(Records excerpted from a collection)
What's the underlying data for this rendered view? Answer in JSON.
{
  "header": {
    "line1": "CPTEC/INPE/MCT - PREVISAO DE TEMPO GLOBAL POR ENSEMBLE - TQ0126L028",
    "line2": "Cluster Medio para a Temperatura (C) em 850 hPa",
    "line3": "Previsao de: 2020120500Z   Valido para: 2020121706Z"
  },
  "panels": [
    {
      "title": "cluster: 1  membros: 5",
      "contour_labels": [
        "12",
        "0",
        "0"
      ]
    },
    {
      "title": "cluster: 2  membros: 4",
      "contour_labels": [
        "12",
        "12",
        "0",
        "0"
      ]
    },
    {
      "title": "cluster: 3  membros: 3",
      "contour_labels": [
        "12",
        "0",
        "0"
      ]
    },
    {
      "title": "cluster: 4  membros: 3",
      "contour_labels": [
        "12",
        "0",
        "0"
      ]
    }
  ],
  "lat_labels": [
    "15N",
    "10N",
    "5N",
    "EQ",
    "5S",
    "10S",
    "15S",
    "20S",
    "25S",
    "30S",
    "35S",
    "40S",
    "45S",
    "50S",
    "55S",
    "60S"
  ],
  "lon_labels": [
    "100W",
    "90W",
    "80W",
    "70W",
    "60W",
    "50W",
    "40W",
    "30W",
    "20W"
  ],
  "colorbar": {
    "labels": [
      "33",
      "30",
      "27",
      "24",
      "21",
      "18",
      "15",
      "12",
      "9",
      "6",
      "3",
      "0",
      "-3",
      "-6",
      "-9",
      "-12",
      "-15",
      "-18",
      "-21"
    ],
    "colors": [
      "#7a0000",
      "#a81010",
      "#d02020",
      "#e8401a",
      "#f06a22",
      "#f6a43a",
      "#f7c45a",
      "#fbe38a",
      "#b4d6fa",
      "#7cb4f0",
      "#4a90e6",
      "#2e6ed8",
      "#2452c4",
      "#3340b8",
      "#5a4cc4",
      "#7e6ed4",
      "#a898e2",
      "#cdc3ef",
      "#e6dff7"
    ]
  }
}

→ Work to do
In the records above, how many lines include "membros"? Give that number and nothing more.

→ Result for this task
4